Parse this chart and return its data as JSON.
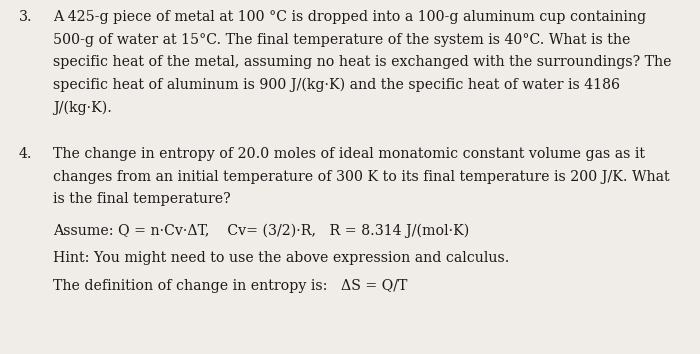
{
  "background_color": "#f0ede8",
  "text_color": "#1a1a1a",
  "fig_width": 7.0,
  "fig_height": 3.54,
  "q3_number": "3.",
  "q3_text_line1": "A 425-g piece of metal at 100 °C is dropped into a 100-g aluminum cup containing",
  "q3_text_line2": "500-g of water at 15°C. The final temperature of the system is 40°C. What is the",
  "q3_text_line3": "specific heat of the metal, assuming no heat is exchanged with the surroundings? The",
  "q3_text_line4": "specific heat of aluminum is 900 J/(kg·K) and the specific heat of water is 4186",
  "q3_text_line5": "J/(kg·K).",
  "q4_number": "4.",
  "q4_text_line1": "The change in entropy of 20.0 moles of ideal monatomic constant volume gas as it",
  "q4_text_line2": "changes from an initial temperature of 300 K to its final temperature is 200 J/K. What",
  "q4_text_line3": "is the final temperature?",
  "q4_assume": "Assume: Q = n·Cv·ΔT,    Cv= (3/2)·R,   R = 8.314 J/(mol·K)",
  "q4_hint": "Hint: You might need to use the above expression and calculus.",
  "q4_def": "The definition of change in entropy is:   ΔS = Q/T"
}
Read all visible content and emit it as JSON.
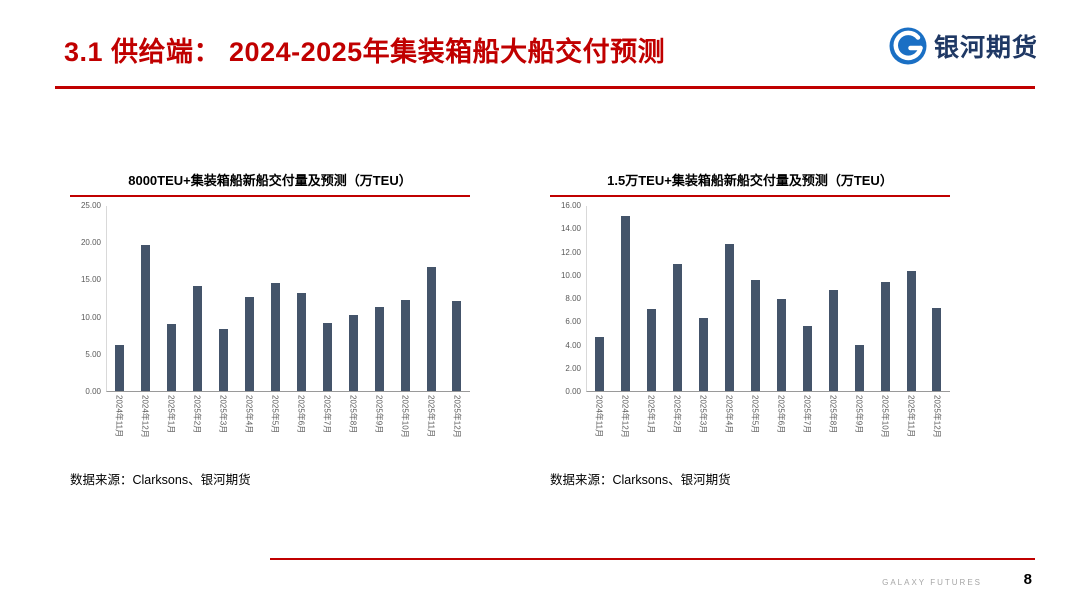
{
  "header": {
    "title": "3.1 供给端： 2024-2025年集装箱船大船交付预测"
  },
  "logo": {
    "name": "银河期货",
    "icon": "galaxy-sphere-icon"
  },
  "footer": {
    "brand": "GALAXY FUTURES",
    "page_number": "8"
  },
  "colors": {
    "accent_red": "#c00000",
    "bar": "#44546a",
    "logo_blue": "#1a6fc4",
    "axis_text": "#595959"
  },
  "chart_data": [
    {
      "type": "bar",
      "title": "8000TEU+集装箱船新船交付量及预测（万TEU）",
      "categories": [
        "2024年11月",
        "2024年12月",
        "2025年1月",
        "2025年2月",
        "2025年3月",
        "2025年4月",
        "2025年5月",
        "2025年6月",
        "2025年7月",
        "2025年8月",
        "2025年9月",
        "2025年10月",
        "2025年11月",
        "2025年12月"
      ],
      "values": [
        6.2,
        19.7,
        9.0,
        14.2,
        8.4,
        12.7,
        14.6,
        13.2,
        9.2,
        10.3,
        11.4,
        12.3,
        16.7,
        12.1
      ],
      "ylim": [
        0,
        25
      ],
      "ytick_step": 5,
      "ytick_labels": [
        "0.00",
        "5.00",
        "10.00",
        "15.00",
        "20.00",
        "25.00"
      ],
      "xlabel": "",
      "ylabel": "",
      "grid": false,
      "legend": "none",
      "bar_color": "#44546a",
      "source": "数据来源：Clarksons、银河期货"
    },
    {
      "type": "bar",
      "title": "1.5万TEU+集装箱船新船交付量及预测（万TEU）",
      "categories": [
        "2024年11月",
        "2024年12月",
        "2025年1月",
        "2025年2月",
        "2025年3月",
        "2025年4月",
        "2025年5月",
        "2025年6月",
        "2025年7月",
        "2025年8月",
        "2025年9月",
        "2025年10月",
        "2025年11月",
        "2025年12月"
      ],
      "values": [
        4.7,
        15.1,
        7.1,
        11.0,
        6.3,
        12.7,
        9.6,
        8.0,
        5.6,
        8.7,
        4.0,
        9.4,
        10.4,
        7.2
      ],
      "ylim": [
        0,
        16
      ],
      "ytick_step": 2,
      "ytick_labels": [
        "0.00",
        "2.00",
        "4.00",
        "6.00",
        "8.00",
        "10.00",
        "12.00",
        "14.00",
        "16.00"
      ],
      "xlabel": "",
      "ylabel": "",
      "grid": false,
      "legend": "none",
      "bar_color": "#44546a",
      "source": "数据来源：Clarksons、银河期货"
    }
  ]
}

###

Challenge
Make an exact copy of every entry above, minus the images.

Response below
Parse this chart and return its data as JSON.
{
  "background_color": "#f0ede8",
  "text_color": "#1a1a1a",
  "fig_width": 7.0,
  "fig_height": 3.54,
  "q3_number": "3.",
  "q3_text_line1": "A 425-g piece of metal at 100 °C is dropped into a 100-g aluminum cup containing",
  "q3_text_line2": "500-g of water at 15°C. The final temperature of the system is 40°C. What is the",
  "q3_text_line3": "specific heat of the metal, assuming no heat is exchanged with the surroundings? The",
  "q3_text_line4": "specific heat of aluminum is 900 J/(kg·K) and the specific heat of water is 4186",
  "q3_text_line5": "J/(kg·K).",
  "q4_number": "4.",
  "q4_text_line1": "The change in entropy of 20.0 moles of ideal monatomic constant volume gas as it",
  "q4_text_line2": "changes from an initial temperature of 300 K to its final temperature is 200 J/K. What",
  "q4_text_line3": "is the final temperature?",
  "q4_assume": "Assume: Q = n·Cv·ΔT,    Cv= (3/2)·R,   R = 8.314 J/(mol·K)",
  "q4_hint": "Hint: You might need to use the above expression and calculus.",
  "q4_def": "The definition of change in entropy is:   ΔS = Q/T"
}
Read all visible content and emit it as JSON.
{
  "header": {
    "title": "3.1 供给端： 2024-2025年集装箱船大船交付预测"
  },
  "logo": {
    "name": "银河期货",
    "icon": "galaxy-sphere-icon"
  },
  "footer": {
    "brand": "GALAXY FUTURES",
    "page_number": "8"
  },
  "colors": {
    "accent_red": "#c00000",
    "bar": "#44546a",
    "logo_blue": "#1a6fc4",
    "axis_text": "#595959"
  },
  "chart_data": [
    {
      "type": "bar",
      "title": "8000TEU+集装箱船新船交付量及预测（万TEU）",
      "categories": [
        "2024年11月",
        "2024年12月",
        "2025年1月",
        "2025年2月",
        "2025年3月",
        "2025年4月",
        "2025年5月",
        "2025年6月",
        "2025年7月",
        "2025年8月",
        "2025年9月",
        "2025年10月",
        "2025年11月",
        "2025年12月"
      ],
      "values": [
        6.2,
        19.7,
        9.0,
        14.2,
        8.4,
        12.7,
        14.6,
        13.2,
        9.2,
        10.3,
        11.4,
        12.3,
        16.7,
        12.1
      ],
      "ylim": [
        0,
        25
      ],
      "ytick_step": 5,
      "ytick_labels": [
        "0.00",
        "5.00",
        "10.00",
        "15.00",
        "20.00",
        "25.00"
      ],
      "xlabel": "",
      "ylabel": "",
      "grid": false,
      "legend": "none",
      "bar_color": "#44546a",
      "source": "数据来源：Clarksons、银河期货"
    },
    {
      "type": "bar",
      "title": "1.5万TEU+集装箱船新船交付量及预测（万TEU）",
      "categories": [
        "2024年11月",
        "2024年12月",
        "2025年1月",
        "2025年2月",
        "2025年3月",
        "2025年4月",
        "2025年5月",
        "2025年6月",
        "2025年7月",
        "2025年8月",
        "2025年9月",
        "2025年10月",
        "2025年11月",
        "2025年12月"
      ],
      "values": [
        4.7,
        15.1,
        7.1,
        11.0,
        6.3,
        12.7,
        9.6,
        8.0,
        5.6,
        8.7,
        4.0,
        9.4,
        10.4,
        7.2
      ],
      "ylim": [
        0,
        16
      ],
      "ytick_step": 2,
      "ytick_labels": [
        "0.00",
        "2.00",
        "4.00",
        "6.00",
        "8.00",
        "10.00",
        "12.00",
        "14.00",
        "16.00"
      ],
      "xlabel": "",
      "ylabel": "",
      "grid": false,
      "legend": "none",
      "bar_color": "#44546a",
      "source": "数据来源：Clarksons、银河期货"
    }
  ]
}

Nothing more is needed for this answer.